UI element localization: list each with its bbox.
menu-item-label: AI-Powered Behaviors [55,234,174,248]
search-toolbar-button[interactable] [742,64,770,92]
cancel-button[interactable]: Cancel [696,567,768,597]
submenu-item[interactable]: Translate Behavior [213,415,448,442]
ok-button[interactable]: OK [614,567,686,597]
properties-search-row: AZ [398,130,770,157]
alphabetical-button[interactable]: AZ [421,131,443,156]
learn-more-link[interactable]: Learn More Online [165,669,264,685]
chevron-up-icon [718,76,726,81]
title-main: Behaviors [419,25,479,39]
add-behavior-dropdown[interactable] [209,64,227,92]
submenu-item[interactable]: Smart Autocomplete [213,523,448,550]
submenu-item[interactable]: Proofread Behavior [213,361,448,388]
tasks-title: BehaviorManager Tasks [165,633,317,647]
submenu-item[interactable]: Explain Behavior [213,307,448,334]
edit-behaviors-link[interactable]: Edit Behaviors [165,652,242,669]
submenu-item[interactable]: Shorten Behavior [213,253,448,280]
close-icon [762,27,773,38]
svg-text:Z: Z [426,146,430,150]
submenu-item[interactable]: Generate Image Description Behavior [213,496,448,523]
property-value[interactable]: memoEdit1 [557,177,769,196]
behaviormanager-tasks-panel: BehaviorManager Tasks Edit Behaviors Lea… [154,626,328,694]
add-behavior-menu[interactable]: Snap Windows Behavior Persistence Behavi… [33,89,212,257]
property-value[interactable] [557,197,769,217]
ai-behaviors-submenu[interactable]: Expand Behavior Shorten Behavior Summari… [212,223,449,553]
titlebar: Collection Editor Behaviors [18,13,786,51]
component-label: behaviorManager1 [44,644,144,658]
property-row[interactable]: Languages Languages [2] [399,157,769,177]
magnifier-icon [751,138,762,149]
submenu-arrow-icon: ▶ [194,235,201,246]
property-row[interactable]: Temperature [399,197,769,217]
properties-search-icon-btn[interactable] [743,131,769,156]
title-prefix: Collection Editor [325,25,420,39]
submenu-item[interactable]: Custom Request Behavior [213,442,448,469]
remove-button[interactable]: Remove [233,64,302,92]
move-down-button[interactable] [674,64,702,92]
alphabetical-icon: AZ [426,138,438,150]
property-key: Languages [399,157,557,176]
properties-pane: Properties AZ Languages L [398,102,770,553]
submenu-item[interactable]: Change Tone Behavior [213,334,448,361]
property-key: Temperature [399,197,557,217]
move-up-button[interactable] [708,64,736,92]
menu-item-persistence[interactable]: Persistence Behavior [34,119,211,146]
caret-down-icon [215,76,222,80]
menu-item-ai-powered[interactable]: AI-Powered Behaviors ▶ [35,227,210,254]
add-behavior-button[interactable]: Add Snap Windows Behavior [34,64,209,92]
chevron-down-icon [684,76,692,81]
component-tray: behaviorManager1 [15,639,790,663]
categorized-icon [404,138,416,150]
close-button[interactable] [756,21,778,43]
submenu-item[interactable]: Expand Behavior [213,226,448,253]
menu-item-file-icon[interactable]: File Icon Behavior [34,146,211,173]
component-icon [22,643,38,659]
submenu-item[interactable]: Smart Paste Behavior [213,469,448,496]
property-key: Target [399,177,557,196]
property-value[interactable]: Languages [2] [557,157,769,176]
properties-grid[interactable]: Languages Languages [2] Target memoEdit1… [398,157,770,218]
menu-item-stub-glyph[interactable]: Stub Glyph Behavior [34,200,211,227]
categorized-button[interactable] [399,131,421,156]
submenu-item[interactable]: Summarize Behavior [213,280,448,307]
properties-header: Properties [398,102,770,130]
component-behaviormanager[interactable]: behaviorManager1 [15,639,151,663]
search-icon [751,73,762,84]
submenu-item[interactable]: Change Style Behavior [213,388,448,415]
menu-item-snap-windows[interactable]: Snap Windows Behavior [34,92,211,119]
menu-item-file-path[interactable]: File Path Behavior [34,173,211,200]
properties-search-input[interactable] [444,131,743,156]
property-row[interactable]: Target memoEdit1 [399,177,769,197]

| THE REQUEST |
Repeat all of the entries above word for word, leaving every line unchanged.

| OUTPUT OF THE TASK |
UI element localization: list each with its bbox.
menu-item-label: AI-Powered Behaviors [55,234,174,248]
search-toolbar-button[interactable] [742,64,770,92]
cancel-button[interactable]: Cancel [696,567,768,597]
submenu-item[interactable]: Translate Behavior [213,415,448,442]
ok-button[interactable]: OK [614,567,686,597]
properties-search-row: AZ [398,130,770,157]
alphabetical-button[interactable]: AZ [421,131,443,156]
learn-more-link[interactable]: Learn More Online [165,669,264,685]
chevron-up-icon [718,76,726,81]
title-main: Behaviors [419,25,479,39]
add-behavior-dropdown[interactable] [209,64,227,92]
submenu-item[interactable]: Smart Autocomplete [213,523,448,550]
submenu-item[interactable]: Proofread Behavior [213,361,448,388]
tasks-title: BehaviorManager Tasks [165,633,317,647]
submenu-item[interactable]: Explain Behavior [213,307,448,334]
edit-behaviors-link[interactable]: Edit Behaviors [165,652,242,669]
submenu-item[interactable]: Shorten Behavior [213,253,448,280]
close-icon [762,27,773,38]
svg-text:Z: Z [426,146,430,150]
submenu-item[interactable]: Generate Image Description Behavior [213,496,448,523]
property-value[interactable]: memoEdit1 [557,177,769,196]
behaviormanager-tasks-panel: BehaviorManager Tasks Edit Behaviors Lea… [154,626,328,694]
add-behavior-menu[interactable]: Snap Windows Behavior Persistence Behavi… [33,89,212,257]
property-value[interactable] [557,197,769,217]
ai-behaviors-submenu[interactable]: Expand Behavior Shorten Behavior Summari… [212,223,449,553]
titlebar: Collection Editor Behaviors [18,13,786,51]
component-label: behaviorManager1 [44,644,144,658]
property-row[interactable]: Languages Languages [2] [399,157,769,177]
magnifier-icon [751,138,762,149]
submenu-arrow-icon: ▶ [194,235,201,246]
property-row[interactable]: Temperature [399,197,769,217]
properties-search-icon-btn[interactable] [743,131,769,156]
title-prefix: Collection Editor [325,25,420,39]
submenu-item[interactable]: Custom Request Behavior [213,442,448,469]
remove-button[interactable]: Remove [233,64,302,92]
move-down-button[interactable] [674,64,702,92]
alphabetical-icon: AZ [426,138,438,150]
property-key: Languages [399,157,557,176]
properties-pane: Properties AZ Languages L [398,102,770,553]
submenu-item[interactable]: Change Tone Behavior [213,334,448,361]
property-key: Temperature [399,197,557,217]
move-up-button[interactable] [708,64,736,92]
menu-item-persistence[interactable]: Persistence Behavior [34,119,211,146]
caret-down-icon [215,76,222,80]
menu-item-ai-powered[interactable]: AI-Powered Behaviors ▶ [35,227,210,254]
add-behavior-button[interactable]: Add Snap Windows Behavior [34,64,209,92]
chevron-down-icon [684,76,692,81]
component-tray: behaviorManager1 [15,639,790,663]
categorized-icon [404,138,416,150]
close-button[interactable] [756,21,778,43]
submenu-item[interactable]: Expand Behavior [213,226,448,253]
menu-item-file-icon[interactable]: File Icon Behavior [34,146,211,173]
component-icon [22,643,38,659]
submenu-item[interactable]: Smart Paste Behavior [213,469,448,496]
property-key: Target [399,177,557,196]
property-value[interactable]: Languages [2] [557,157,769,176]
properties-grid[interactable]: Languages Languages [2] Target memoEdit1… [398,157,770,218]
menu-item-stub-glyph[interactable]: Stub Glyph Behavior [34,200,211,227]
categorized-button[interactable] [399,131,421,156]
submenu-item[interactable]: Summarize Behavior [213,280,448,307]
properties-header: Properties [398,102,770,130]
component-behaviormanager[interactable]: behaviorManager1 [15,639,151,663]
search-icon [751,73,762,84]
submenu-item[interactable]: Change Style Behavior [213,388,448,415]
menu-item-snap-windows[interactable]: Snap Windows Behavior [34,92,211,119]
menu-item-file-path[interactable]: File Path Behavior [34,173,211,200]
properties-search-input[interactable] [444,131,743,156]
property-row[interactable]: Target memoEdit1 [399,177,769,197]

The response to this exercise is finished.